VORGEGEBENER TEXT –
• • • • • • •
München, Schwanthalerhöhe: Am Morgen nach dem TV-Duell zwischen Angela Merkel und Martin Schulz drückt mir ein Wahlhelfer auf dem Weg in die U-Bahn einen Flyer in die Hand. Schwarzweiß, Typ Fresszettel, eine unmissverständliche Überschrift: „TV-Duell / Ein starker Martin Schulz zeigt Kanzlerformat. Merkel ideenlos.“ Aha, vielen Dank für die Info. 2017 möchte man wohl auch bei der nachträglichen Interpretation von Fernsehauftritten besser nichts dem Zufall überlassen.

Als Italiener in München bin ich natürlich nicht wahlberechtigt. Ich komme aber nicht daran herum, mir als Außenstehender meine persönliche Meinung über den Wahlkampf zu machen. Gerade wenn man südlich vom Brenner aufwächst, ist man ja ganz andere politische Debatten gewohnt. Eines ist sicher – so leidenschaftslos wie das Duell am Sonntagabend sind das politische Deutschland und die Wähler im Großen und Ganzen nicht. Wenige Wochen vor der Wahl scheint es wahrscheinlich, dass Merkel Bundeskanzlerin bleibt. Mit welchen und mit wie vielen Juniorpartnern an der Seite bleibt jedoch bis zum 24. September offen. Nur in einer Sache sind sich alle einig: Bloß keine weitere große Koalition. Zu Recht – denn große Koalitionen sollten die Ausnahme bleiben und auf keinen Fall zur Regel werden. Das Beispiel Österreich ist abschreckend genug: Jahrzehnte der Partnerschaft haben SPÖ und ÖVP inhaltlich ausgebrannt, als lachender Dritter profilierte sich meistens die FPÖ mit zum Teil rechtsextremen und fremdenfeindlichen Botschaften. Eine Perspektive, die in Deutschland keine Option sein darf.

Aus parteipolitischer Sicht ist Merkel in den letzten Jahren stattdessen ein Kunststück gelungen. Sie hat es geschafft, die CDU so weit in die politische Mitte zu tragen, dass SPD und Grüne Probleme beim Agenda Setting im Wahlkampf haben. Atomausstieg, Mindestlohn, Flüchtlinge, Ehe für homosexuelle Paare – solche sozialdemokratischen und grünen Themen sind im konservativen Lager mittlerweile mehrheitsfähig und werden aktiv vorangetrieben. Das geschieht natürlich nicht ohne interne Reibungsverluste (siehe das Verhältnis mit der CSU). Aber es ist umsetzbar. Rot und Grün können also nicht mehr allein auf ihre traditionellen Schwerpunkte setzen, wie sie es in der Vergangenheit getan haben. Was sie nicht davon abhält, es doch zu tun. Mit den entsprechenden Umfragewerten seit Beginn des Wahlkampfes.
• • • • • • •
Anmerkungen zu Seitenelementen –
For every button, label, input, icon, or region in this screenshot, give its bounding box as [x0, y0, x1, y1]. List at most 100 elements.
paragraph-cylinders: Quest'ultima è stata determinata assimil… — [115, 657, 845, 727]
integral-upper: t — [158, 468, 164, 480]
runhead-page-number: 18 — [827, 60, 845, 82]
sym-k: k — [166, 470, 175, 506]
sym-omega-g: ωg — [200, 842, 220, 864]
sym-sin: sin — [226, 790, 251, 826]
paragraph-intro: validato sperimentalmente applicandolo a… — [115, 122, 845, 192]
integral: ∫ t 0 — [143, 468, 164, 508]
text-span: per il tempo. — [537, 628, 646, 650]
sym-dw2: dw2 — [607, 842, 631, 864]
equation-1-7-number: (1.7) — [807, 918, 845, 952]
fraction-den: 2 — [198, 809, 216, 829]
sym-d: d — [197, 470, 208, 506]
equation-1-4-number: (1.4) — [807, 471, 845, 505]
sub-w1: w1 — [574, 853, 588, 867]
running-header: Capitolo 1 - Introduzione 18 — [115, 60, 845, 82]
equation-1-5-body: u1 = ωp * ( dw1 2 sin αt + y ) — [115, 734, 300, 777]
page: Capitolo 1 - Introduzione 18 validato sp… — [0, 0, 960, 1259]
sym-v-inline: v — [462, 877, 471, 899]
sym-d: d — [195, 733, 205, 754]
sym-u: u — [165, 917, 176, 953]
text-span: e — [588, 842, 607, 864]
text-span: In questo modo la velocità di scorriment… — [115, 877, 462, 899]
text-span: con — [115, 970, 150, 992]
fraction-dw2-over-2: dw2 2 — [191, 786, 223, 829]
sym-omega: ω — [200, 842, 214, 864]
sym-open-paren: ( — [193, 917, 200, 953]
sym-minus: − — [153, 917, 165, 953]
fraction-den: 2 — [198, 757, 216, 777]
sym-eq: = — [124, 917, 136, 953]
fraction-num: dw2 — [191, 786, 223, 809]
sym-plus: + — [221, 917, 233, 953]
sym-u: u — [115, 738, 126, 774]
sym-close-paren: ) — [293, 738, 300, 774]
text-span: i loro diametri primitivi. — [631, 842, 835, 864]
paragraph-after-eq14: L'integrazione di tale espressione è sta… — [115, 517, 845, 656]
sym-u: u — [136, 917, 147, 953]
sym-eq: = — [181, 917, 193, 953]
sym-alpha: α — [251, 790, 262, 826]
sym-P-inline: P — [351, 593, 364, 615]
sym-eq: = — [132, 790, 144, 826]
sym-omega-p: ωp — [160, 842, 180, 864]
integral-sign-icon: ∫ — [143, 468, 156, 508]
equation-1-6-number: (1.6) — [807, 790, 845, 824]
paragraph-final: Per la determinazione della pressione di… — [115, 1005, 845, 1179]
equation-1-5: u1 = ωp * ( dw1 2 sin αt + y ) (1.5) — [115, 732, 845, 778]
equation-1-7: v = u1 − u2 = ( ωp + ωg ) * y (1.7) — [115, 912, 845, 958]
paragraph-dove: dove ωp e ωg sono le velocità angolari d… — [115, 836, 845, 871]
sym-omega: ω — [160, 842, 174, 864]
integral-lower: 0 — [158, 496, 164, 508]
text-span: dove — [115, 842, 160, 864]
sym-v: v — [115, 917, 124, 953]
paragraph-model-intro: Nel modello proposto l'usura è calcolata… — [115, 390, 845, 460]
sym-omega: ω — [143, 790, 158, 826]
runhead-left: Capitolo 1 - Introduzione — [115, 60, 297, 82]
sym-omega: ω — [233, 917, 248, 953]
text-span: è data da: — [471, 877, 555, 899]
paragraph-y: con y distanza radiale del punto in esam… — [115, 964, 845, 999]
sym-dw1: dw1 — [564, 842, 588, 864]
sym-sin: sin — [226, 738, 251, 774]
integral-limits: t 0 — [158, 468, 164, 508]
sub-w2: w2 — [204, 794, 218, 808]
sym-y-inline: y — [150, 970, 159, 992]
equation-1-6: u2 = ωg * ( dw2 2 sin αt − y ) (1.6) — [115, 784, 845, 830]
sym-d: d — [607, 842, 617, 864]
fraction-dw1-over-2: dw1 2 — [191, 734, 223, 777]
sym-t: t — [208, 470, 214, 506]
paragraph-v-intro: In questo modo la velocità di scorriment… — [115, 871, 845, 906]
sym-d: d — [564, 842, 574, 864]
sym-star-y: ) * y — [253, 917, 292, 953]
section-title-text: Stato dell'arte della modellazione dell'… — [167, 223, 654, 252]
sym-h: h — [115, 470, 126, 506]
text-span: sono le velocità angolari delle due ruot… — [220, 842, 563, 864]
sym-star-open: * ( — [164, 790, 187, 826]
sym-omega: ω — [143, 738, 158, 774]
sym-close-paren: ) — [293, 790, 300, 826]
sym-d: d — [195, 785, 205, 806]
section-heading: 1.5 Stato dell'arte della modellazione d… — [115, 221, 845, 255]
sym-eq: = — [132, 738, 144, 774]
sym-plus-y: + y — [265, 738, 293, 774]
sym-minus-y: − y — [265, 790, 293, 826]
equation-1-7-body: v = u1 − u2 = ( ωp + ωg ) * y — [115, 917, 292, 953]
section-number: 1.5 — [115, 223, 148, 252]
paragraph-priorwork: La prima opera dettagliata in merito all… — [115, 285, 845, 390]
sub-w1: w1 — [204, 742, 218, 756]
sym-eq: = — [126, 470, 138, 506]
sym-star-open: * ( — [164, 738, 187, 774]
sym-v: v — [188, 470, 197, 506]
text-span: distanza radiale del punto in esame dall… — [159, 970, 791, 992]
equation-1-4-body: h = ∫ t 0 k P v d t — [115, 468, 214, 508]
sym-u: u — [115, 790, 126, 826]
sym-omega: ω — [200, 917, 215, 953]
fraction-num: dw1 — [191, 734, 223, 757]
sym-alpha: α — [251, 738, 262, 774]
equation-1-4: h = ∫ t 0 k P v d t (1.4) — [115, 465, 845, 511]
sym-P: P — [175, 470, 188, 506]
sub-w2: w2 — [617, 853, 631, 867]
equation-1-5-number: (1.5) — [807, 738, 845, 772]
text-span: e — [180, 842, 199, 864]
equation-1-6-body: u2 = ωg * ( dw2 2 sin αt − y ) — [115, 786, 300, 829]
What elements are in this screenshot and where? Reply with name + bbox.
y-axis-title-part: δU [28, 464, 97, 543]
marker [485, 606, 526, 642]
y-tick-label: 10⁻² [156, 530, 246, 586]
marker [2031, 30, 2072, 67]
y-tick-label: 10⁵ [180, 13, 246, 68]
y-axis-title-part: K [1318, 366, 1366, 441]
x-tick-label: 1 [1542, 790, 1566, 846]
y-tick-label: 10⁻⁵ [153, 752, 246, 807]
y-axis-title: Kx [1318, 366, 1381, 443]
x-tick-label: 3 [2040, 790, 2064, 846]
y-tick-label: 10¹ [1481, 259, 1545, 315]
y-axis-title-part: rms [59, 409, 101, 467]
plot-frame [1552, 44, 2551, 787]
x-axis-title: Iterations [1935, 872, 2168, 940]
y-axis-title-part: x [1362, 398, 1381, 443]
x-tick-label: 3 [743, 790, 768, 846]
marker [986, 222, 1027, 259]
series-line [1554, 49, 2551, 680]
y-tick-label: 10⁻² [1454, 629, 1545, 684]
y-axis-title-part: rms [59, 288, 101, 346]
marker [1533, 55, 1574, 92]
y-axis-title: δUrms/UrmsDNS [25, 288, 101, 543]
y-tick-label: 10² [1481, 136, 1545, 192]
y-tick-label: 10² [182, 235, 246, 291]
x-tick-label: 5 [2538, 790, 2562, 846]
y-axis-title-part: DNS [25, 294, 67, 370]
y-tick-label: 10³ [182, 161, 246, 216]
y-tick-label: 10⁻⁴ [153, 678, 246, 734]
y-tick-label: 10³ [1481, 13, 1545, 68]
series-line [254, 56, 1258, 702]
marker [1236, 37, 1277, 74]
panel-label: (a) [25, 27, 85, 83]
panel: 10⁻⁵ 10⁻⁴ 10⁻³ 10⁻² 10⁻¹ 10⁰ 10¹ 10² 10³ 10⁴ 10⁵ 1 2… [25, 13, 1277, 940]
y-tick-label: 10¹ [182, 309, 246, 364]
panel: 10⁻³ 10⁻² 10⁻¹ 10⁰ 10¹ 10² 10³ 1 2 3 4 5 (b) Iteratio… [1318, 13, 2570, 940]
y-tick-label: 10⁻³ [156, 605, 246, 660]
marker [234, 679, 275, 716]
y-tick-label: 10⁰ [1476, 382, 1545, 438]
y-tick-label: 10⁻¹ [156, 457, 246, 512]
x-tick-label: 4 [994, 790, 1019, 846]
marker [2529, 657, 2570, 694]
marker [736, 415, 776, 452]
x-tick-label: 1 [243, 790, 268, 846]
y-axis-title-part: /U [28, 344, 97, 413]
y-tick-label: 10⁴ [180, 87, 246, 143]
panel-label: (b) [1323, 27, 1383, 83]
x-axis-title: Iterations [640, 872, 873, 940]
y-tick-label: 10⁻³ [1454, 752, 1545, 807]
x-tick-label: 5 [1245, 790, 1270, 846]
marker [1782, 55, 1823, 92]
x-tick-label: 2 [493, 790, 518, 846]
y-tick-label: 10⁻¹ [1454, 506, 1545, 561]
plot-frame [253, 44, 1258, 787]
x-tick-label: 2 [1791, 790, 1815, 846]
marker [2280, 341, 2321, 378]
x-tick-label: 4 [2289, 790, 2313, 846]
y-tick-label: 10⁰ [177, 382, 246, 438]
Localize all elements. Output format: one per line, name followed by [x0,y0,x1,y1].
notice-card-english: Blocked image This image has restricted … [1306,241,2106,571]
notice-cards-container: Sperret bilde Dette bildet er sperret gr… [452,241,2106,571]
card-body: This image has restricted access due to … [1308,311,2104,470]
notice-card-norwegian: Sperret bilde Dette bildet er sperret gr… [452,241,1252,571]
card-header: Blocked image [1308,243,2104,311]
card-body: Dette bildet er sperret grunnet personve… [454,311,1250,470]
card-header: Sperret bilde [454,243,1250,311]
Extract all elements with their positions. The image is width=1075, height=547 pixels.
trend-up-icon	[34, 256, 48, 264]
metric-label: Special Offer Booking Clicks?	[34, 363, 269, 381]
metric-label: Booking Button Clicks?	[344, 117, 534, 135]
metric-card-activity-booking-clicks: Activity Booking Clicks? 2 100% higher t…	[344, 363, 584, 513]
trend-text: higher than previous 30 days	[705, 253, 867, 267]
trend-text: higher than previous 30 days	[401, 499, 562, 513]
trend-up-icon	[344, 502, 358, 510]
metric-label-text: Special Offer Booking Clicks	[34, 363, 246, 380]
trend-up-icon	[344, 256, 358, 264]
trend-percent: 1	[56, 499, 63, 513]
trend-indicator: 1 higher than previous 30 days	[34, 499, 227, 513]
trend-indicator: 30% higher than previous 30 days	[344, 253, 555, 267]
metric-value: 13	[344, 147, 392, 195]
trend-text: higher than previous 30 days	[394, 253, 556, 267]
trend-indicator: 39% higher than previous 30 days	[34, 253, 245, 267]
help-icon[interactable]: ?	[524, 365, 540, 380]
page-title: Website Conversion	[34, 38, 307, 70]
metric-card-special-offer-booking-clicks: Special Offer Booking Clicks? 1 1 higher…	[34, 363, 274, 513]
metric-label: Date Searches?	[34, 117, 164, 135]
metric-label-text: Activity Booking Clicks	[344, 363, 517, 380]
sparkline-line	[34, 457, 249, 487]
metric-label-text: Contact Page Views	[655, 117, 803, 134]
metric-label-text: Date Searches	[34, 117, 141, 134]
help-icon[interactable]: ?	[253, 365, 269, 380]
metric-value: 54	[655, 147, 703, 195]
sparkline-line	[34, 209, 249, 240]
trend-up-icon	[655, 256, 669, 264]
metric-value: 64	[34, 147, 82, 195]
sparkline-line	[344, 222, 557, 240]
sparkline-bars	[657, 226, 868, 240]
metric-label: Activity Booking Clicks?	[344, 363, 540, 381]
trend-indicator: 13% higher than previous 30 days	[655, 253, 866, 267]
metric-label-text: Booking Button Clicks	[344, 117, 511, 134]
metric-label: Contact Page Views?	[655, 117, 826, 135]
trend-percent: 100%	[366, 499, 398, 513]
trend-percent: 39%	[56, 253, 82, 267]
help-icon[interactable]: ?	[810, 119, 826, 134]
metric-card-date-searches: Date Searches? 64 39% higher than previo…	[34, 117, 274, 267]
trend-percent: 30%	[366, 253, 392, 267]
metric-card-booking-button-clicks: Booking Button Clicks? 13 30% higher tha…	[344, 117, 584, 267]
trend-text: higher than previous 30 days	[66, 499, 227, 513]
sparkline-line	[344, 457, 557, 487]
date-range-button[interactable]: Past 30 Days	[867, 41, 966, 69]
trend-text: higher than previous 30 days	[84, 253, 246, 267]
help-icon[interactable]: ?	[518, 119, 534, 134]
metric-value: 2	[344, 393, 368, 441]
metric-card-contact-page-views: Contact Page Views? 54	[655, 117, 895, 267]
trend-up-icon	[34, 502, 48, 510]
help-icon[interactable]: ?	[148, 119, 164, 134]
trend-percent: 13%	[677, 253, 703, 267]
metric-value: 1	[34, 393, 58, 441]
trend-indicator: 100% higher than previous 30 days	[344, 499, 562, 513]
• • • • • • •
AUFGABENSTELLUNG –
Welche Themen zählt der Text über den Wahlkampf als sozialdemokratische und grüne Themen auf, die im konservativen Lager inzwischen mehrheitsfähig sind? Nenne alle.

LÖSUNG ZUR AUFGABE –
- Atomausstieg
- Mindestlohn
- Flüchtlinge
- Ehe für homosexuelle Paare